● **Data records**
= = = =

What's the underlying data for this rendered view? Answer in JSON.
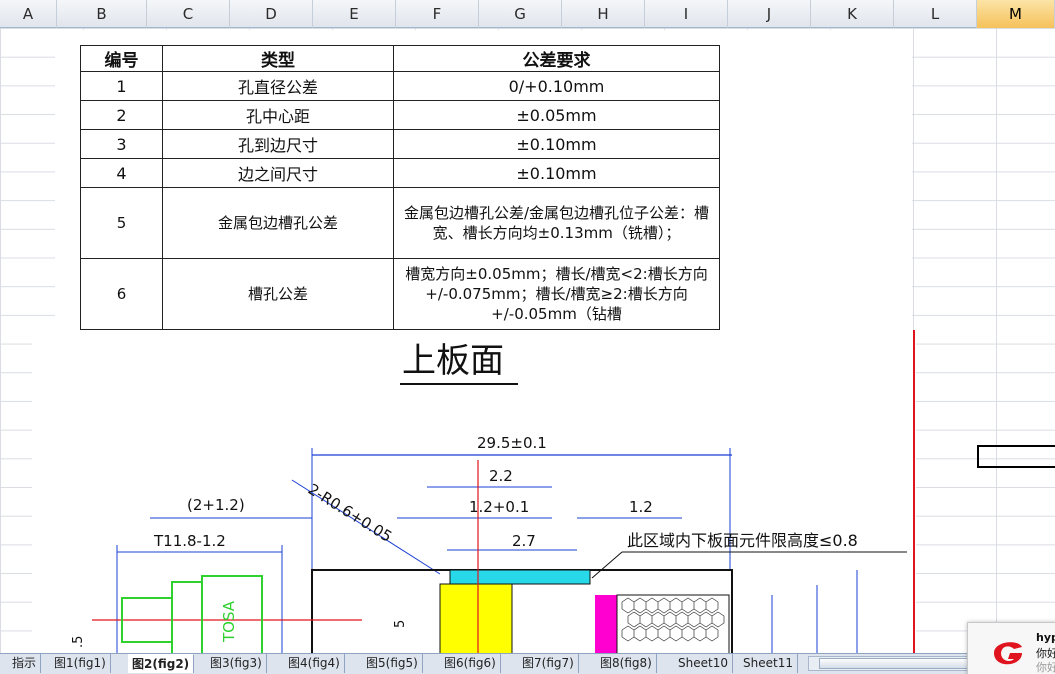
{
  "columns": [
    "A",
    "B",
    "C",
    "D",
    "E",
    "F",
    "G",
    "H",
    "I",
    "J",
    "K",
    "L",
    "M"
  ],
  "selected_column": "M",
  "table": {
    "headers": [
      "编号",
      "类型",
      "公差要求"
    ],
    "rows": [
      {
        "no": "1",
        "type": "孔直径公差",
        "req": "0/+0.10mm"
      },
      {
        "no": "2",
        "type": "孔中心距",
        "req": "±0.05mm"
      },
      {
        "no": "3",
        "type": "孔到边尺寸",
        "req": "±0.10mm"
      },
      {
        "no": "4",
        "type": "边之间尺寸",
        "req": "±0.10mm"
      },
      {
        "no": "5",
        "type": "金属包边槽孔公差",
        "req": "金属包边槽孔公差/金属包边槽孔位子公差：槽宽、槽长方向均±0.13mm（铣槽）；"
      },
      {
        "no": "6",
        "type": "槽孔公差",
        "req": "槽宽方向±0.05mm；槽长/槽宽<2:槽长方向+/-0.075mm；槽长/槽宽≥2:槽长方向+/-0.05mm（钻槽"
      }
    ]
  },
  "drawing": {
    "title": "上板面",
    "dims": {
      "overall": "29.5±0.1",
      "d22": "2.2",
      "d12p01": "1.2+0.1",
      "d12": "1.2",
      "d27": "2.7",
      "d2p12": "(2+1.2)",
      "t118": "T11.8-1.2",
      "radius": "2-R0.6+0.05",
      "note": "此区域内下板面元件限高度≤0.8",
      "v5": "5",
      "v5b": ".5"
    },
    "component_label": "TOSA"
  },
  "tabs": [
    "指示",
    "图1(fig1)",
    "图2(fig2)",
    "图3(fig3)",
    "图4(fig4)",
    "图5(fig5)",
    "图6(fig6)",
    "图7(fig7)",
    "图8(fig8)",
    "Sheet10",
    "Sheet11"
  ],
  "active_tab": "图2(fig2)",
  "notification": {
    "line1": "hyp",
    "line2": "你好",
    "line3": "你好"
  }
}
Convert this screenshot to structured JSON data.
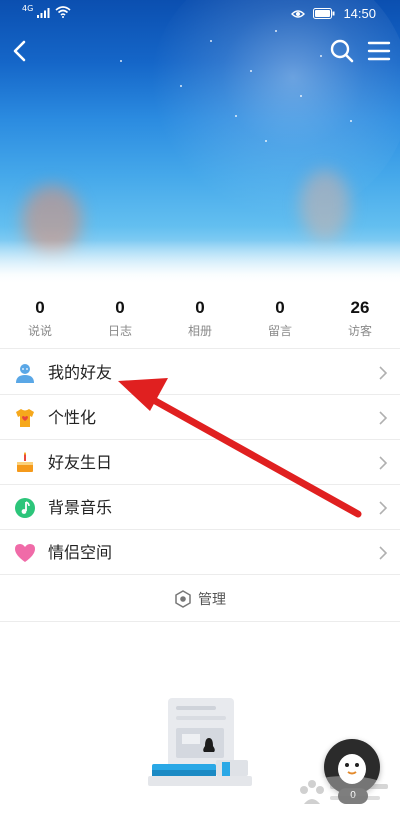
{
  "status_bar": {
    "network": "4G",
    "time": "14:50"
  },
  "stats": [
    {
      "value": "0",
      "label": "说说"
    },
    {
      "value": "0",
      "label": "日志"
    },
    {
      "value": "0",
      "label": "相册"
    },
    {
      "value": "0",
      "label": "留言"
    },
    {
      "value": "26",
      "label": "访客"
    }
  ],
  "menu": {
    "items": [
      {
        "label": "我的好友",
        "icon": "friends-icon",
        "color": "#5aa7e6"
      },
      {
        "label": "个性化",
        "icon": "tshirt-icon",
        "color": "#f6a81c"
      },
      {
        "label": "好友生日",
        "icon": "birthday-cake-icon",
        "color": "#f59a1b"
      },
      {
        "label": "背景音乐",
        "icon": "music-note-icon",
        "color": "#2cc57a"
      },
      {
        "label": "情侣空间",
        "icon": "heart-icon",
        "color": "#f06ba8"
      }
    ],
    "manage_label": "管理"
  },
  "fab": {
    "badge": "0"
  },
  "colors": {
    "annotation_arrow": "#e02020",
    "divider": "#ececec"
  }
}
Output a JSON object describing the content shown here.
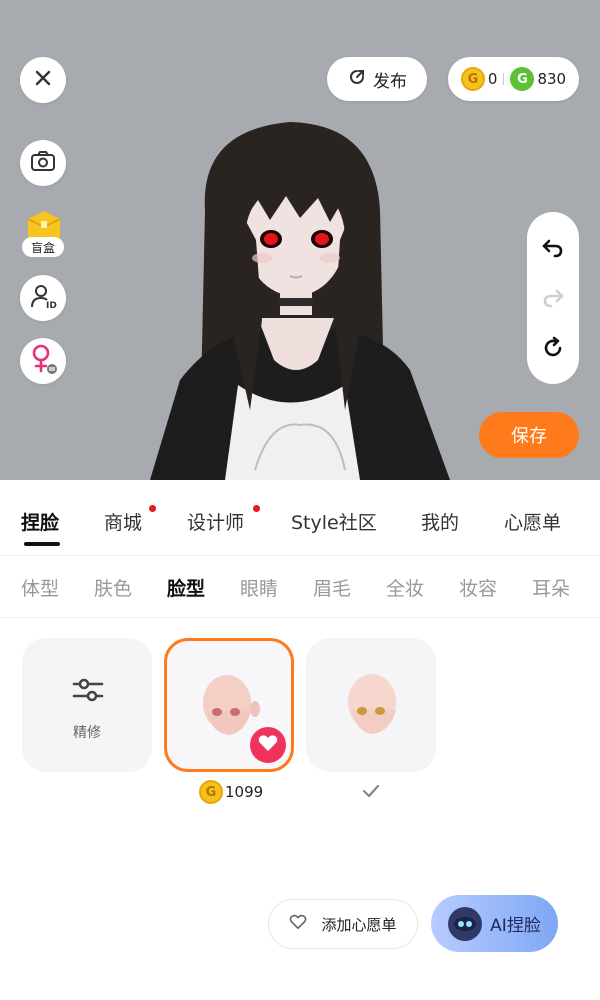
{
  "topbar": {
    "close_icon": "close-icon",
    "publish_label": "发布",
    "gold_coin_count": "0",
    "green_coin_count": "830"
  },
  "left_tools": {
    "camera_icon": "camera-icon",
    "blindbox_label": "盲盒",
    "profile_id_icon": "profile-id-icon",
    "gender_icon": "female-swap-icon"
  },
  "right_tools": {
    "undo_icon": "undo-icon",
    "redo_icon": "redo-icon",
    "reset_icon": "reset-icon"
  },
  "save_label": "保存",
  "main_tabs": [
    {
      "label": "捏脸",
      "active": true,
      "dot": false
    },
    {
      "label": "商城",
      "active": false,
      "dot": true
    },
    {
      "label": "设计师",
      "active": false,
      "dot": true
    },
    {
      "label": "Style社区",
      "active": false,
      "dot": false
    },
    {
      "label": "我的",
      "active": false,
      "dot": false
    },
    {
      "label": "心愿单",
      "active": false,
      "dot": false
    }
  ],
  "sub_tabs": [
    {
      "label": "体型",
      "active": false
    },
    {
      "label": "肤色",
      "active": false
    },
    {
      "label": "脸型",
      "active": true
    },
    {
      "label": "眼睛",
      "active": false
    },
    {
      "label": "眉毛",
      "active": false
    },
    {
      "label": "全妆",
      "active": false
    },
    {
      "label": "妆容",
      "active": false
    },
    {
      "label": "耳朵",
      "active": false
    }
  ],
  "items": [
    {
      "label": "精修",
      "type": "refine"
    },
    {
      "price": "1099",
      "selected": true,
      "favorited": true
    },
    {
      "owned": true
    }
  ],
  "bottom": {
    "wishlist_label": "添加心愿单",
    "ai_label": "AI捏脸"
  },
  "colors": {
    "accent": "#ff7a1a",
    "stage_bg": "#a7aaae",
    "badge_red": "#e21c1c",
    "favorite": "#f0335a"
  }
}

= = = =

● **Set exercise**
Quote all the lines above exactly as given. Do not include the pictures.

● **Worked solution**
What's the underlying data for this rendered view? Answer in JSON.
{
  "columns": [
    "A",
    "B",
    "C",
    "D",
    "E",
    "F",
    "G",
    "H",
    "I",
    "J",
    "K",
    "L",
    "M"
  ],
  "selected_column": "M",
  "table": {
    "headers": [
      "编号",
      "类型",
      "公差要求"
    ],
    "rows": [
      {
        "no": "1",
        "type": "孔直径公差",
        "req": "0/+0.10mm"
      },
      {
        "no": "2",
        "type": "孔中心距",
        "req": "±0.05mm"
      },
      {
        "no": "3",
        "type": "孔到边尺寸",
        "req": "±0.10mm"
      },
      {
        "no": "4",
        "type": "边之间尺寸",
        "req": "±0.10mm"
      },
      {
        "no": "5",
        "type": "金属包边槽孔公差",
        "req": "金属包边槽孔公差/金属包边槽孔位子公差：槽宽、槽长方向均±0.13mm（铣槽）；"
      },
      {
        "no": "6",
        "type": "槽孔公差",
        "req": "槽宽方向±0.05mm；槽长/槽宽<2:槽长方向+/-0.075mm；槽长/槽宽≥2:槽长方向+/-0.05mm（钻槽"
      }
    ]
  },
  "drawing": {
    "title": "上板面",
    "dims": {
      "overall": "29.5±0.1",
      "d22": "2.2",
      "d12p01": "1.2+0.1",
      "d12": "1.2",
      "d27": "2.7",
      "d2p12": "(2+1.2)",
      "t118": "T11.8-1.2",
      "radius": "2-R0.6+0.05",
      "note": "此区域内下板面元件限高度≤0.8",
      "v5": "5",
      "v5b": ".5"
    },
    "component_label": "TOSA"
  },
  "tabs": [
    "指示",
    "图1(fig1)",
    "图2(fig2)",
    "图3(fig3)",
    "图4(fig4)",
    "图5(fig5)",
    "图6(fig6)",
    "图7(fig7)",
    "图8(fig8)",
    "Sheet10",
    "Sheet11"
  ],
  "active_tab": "图2(fig2)",
  "notification": {
    "line1": "hyp",
    "line2": "你好",
    "line3": "你好"
  }
}
Convert this screenshot to structured JSON data.
{
  "status_bar": {
    "network": "4G",
    "time": "14:50"
  },
  "stats": [
    {
      "value": "0",
      "label": "说说"
    },
    {
      "value": "0",
      "label": "日志"
    },
    {
      "value": "0",
      "label": "相册"
    },
    {
      "value": "0",
      "label": "留言"
    },
    {
      "value": "26",
      "label": "访客"
    }
  ],
  "menu": {
    "items": [
      {
        "label": "我的好友",
        "icon": "friends-icon",
        "color": "#5aa7e6"
      },
      {
        "label": "个性化",
        "icon": "tshirt-icon",
        "color": "#f6a81c"
      },
      {
        "label": "好友生日",
        "icon": "birthday-cake-icon",
        "color": "#f59a1b"
      },
      {
        "label": "背景音乐",
        "icon": "music-note-icon",
        "color": "#2cc57a"
      },
      {
        "label": "情侣空间",
        "icon": "heart-icon",
        "color": "#f06ba8"
      }
    ],
    "manage_label": "管理"
  },
  "fab": {
    "badge": "0"
  },
  "colors": {
    "annotation_arrow": "#e02020",
    "divider": "#ececec"
  }
}
Output a JSON object describing the content shown here.
{
  "topbar": {
    "close_icon": "close-icon",
    "publish_label": "发布",
    "gold_coin_count": "0",
    "green_coin_count": "830"
  },
  "left_tools": {
    "camera_icon": "camera-icon",
    "blindbox_label": "盲盒",
    "profile_id_icon": "profile-id-icon",
    "gender_icon": "female-swap-icon"
  },
  "right_tools": {
    "undo_icon": "undo-icon",
    "redo_icon": "redo-icon",
    "reset_icon": "reset-icon"
  },
  "save_label": "保存",
  "main_tabs": [
    {
      "label": "捏脸",
      "active": true,
      "dot": false
    },
    {
      "label": "商城",
      "active": false,
      "dot": true
    },
    {
      "label": "设计师",
      "active": false,
      "dot": true
    },
    {
      "label": "Style社区",
      "active": false,
      "dot": false
    },
    {
      "label": "我的",
      "active": false,
      "dot": false
    },
    {
      "label": "心愿单",
      "active": false,
      "dot": false
    }
  ],
  "sub_tabs": [
    {
      "label": "体型",
      "active": false
    },
    {
      "label": "肤色",
      "active": false
    },
    {
      "label": "脸型",
      "active": true
    },
    {
      "label": "眼睛",
      "active": false
    },
    {
      "label": "眉毛",
      "active": false
    },
    {
      "label": "全妆",
      "active": false
    },
    {
      "label": "妆容",
      "active": false
    },
    {
      "label": "耳朵",
      "active": false
    }
  ],
  "items": [
    {
      "label": "精修",
      "type": "refine"
    },
    {
      "price": "1099",
      "selected": true,
      "favorited": true
    },
    {
      "owned": true
    }
  ],
  "bottom": {
    "wishlist_label": "添加心愿单",
    "ai_label": "AI捏脸"
  },
  "colors": {
    "accent": "#ff7a1a",
    "stage_bg": "#a7aaae",
    "badge_red": "#e21c1c",
    "favorite": "#f0335a"
  }
}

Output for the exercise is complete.